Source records
..........

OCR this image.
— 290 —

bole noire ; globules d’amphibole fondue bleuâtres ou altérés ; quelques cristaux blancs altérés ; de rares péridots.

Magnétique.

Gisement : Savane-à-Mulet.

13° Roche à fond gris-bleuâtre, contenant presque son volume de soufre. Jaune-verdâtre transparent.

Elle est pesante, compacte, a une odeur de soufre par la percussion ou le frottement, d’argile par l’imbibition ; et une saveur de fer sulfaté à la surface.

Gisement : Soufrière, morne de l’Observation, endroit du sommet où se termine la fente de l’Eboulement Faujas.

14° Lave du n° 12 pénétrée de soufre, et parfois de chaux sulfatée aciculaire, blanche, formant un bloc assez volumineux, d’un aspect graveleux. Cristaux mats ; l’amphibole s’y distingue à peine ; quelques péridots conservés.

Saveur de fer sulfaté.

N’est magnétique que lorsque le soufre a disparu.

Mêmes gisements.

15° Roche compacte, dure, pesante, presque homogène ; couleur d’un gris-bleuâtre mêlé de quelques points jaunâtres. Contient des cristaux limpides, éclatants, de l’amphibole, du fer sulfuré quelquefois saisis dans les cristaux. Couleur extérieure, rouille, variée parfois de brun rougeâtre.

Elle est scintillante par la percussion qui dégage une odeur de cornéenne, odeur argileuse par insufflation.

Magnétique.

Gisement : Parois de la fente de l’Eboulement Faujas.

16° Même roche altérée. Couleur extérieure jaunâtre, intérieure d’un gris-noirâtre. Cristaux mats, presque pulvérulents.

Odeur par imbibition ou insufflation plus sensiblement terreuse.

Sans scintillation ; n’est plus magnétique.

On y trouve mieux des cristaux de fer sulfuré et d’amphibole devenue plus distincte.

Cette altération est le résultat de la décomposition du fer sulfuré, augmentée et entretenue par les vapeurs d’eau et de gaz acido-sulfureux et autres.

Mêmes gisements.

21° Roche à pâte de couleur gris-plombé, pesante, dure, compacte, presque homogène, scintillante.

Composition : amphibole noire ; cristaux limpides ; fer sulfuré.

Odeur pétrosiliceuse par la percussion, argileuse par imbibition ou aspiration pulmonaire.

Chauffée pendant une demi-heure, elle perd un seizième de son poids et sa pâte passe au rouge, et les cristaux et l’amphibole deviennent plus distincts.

..........

## EXERCISE TASK
Reproduce the material verbatim, line by line.

## EXPECTED ANSWER
OCR this image.
— 290 —

bole noire ; globules d’amphibole fondue bleuâtres ou altérés ; quelques cristaux blancs altérés ; de rares péridots.

Magnétique.

Gisement : Savane-à-Mulet.

13° Roche à fond gris-bleuâtre, contenant presque son volume de soufre. Jaune-verdâtre transparent.

Elle est pesante, compacte, a une odeur de soufre par la percussion ou le frottement, d’argile par l’imbibition ; et une saveur de fer sulfaté à la surface.

Gisement : Soufrière, morne de l’Observation, endroit du sommet où se termine la fente de l’Eboulement Faujas.

14° Lave du n° 12 pénétrée de soufre, et parfois de chaux sulfatée aciculaire, blanche, formant un bloc assez volumineux, d’un aspect graveleux. Cristaux mats ; l’amphibole s’y distingue à peine ; quelques péridots conservés.

Saveur de fer sulfaté.

N’est magnétique que lorsque le soufre a disparu.

Mêmes gisements.

15° Roche compacte, dure, pesante, presque homogène ; couleur d’un gris-bleuâtre mêlé de quelques points jaunâtres. Contient des cristaux limpides, éclatants, de l’amphibole, du fer sulfuré quelquefois saisis dans les cristaux. Couleur extérieure, rouille, variée parfois de brun rougeâtre.

Elle est scintillante par la percussion qui dégage une odeur de cornéenne, odeur argileuse par insufflation.

Magnétique.

Gisement : Parois de la fente de l’Eboulement Faujas.

16° Même roche altérée. Couleur extérieure jaunâtre, intérieure d’un gris-noirâtre. Cristaux mats, presque pulvérulents.

Odeur par imbibition ou insufflation plus sensiblement terreuse.

Sans scintillation ; n’est plus magnétique.

On y trouve mieux des cristaux de fer sulfuré et d’amphibole devenue plus distincte.

Cette altération est le résultat de la décomposition du fer sulfuré, augmentée et entretenue par les vapeurs d’eau et de gaz acido-sulfureux et autres.

Mêmes gisements.

21° Roche à pâte de couleur gris-plombé, pesante, dure, compacte, presque homogène, scintillante.

Composition : amphibole noire ; cristaux limpides ; fer sulfuré.

Odeur pétrosiliceuse par la percussion, argileuse par imbibition ou aspiration pulmonaire.

Chauffée pendant une demi-heure, elle perd un seizième de son poids et sa pâte passe au rouge, et les cristaux et l’amphibole deviennent plus distincts.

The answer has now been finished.